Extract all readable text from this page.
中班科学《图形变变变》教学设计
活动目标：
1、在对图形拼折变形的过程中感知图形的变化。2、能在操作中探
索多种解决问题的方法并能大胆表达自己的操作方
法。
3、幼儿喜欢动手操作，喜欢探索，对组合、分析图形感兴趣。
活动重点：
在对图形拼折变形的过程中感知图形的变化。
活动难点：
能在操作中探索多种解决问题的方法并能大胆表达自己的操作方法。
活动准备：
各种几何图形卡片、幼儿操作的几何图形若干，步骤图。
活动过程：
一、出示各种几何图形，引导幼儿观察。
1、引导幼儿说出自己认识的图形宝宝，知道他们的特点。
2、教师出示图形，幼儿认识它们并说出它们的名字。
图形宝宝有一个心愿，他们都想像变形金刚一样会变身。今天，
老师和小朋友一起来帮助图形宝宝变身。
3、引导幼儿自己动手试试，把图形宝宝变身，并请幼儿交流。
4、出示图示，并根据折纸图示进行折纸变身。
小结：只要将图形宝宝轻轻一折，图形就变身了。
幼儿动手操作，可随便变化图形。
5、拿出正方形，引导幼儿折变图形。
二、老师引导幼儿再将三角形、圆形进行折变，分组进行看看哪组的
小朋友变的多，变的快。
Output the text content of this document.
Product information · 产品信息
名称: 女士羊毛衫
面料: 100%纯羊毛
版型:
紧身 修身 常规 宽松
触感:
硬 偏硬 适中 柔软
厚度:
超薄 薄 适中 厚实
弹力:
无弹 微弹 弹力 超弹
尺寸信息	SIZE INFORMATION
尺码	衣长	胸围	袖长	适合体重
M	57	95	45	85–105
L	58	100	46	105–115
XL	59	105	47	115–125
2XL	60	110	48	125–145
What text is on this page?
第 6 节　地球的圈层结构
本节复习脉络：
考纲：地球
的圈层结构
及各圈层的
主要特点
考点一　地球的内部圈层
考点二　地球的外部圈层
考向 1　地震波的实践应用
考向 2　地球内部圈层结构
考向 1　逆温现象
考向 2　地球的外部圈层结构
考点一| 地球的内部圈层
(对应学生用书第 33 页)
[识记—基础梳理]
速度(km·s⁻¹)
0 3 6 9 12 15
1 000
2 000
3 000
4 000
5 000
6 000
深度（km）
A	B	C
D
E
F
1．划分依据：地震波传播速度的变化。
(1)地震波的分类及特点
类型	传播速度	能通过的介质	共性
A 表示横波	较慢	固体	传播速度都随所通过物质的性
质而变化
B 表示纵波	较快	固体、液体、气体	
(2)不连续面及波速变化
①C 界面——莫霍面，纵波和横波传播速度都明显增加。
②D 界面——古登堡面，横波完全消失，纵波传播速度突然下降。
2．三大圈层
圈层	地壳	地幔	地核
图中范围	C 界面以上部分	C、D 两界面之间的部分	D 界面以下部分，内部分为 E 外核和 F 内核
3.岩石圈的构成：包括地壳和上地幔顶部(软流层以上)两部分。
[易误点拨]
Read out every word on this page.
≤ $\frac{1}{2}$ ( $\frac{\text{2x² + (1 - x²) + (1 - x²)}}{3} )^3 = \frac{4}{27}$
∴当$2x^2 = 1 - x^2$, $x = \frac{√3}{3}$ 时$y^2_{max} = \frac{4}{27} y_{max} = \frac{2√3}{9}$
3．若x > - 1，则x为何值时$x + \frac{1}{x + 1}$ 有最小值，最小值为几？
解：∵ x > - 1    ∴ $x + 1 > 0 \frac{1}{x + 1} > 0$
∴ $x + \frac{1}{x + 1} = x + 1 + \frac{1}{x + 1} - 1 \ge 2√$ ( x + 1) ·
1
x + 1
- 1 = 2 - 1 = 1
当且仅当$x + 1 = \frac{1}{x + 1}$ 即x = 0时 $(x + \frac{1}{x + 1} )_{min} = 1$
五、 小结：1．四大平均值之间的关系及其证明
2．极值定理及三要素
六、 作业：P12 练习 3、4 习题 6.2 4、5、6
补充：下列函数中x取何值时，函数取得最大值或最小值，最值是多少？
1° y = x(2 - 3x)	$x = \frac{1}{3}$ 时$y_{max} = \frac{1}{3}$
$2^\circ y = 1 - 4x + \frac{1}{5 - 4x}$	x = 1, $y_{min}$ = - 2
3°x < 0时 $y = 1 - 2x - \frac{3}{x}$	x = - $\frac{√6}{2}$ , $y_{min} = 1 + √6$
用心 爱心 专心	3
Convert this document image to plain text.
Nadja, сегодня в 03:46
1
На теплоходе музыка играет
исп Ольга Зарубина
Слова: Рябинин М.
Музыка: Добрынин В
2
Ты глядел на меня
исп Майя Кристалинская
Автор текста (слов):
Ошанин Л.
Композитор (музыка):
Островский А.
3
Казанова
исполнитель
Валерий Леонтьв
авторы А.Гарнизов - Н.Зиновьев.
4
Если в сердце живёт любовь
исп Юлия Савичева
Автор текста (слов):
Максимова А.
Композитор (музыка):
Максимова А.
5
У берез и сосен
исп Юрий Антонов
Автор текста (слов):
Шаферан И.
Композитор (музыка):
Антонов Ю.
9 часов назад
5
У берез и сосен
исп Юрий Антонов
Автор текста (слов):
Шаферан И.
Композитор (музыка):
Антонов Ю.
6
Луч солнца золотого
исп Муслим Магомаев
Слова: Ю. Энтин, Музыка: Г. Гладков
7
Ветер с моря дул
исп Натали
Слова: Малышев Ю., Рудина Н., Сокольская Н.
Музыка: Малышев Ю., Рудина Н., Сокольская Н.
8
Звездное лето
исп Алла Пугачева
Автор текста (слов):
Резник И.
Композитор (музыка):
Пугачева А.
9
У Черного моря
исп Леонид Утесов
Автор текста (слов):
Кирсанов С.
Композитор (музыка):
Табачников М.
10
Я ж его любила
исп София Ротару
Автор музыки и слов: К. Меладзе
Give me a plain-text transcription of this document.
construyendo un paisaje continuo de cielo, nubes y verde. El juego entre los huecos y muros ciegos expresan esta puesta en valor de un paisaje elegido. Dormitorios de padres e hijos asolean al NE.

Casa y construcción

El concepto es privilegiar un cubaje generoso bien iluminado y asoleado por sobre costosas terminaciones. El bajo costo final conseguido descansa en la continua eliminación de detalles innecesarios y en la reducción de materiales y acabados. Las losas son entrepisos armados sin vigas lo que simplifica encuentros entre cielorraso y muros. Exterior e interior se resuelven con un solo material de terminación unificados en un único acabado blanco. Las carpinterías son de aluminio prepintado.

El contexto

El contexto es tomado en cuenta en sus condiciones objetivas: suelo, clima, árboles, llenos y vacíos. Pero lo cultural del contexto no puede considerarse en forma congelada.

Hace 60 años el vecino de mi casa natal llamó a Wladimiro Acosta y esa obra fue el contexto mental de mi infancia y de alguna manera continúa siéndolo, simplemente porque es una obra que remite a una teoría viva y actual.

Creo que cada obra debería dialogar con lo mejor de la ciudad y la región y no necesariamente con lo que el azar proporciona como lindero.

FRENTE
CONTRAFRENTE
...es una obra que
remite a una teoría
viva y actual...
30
----------------
# WHAT TO WORK ON
Determine how many lines of the material include the string "actual". Output only that count.

# EXPECTED ANSWER
2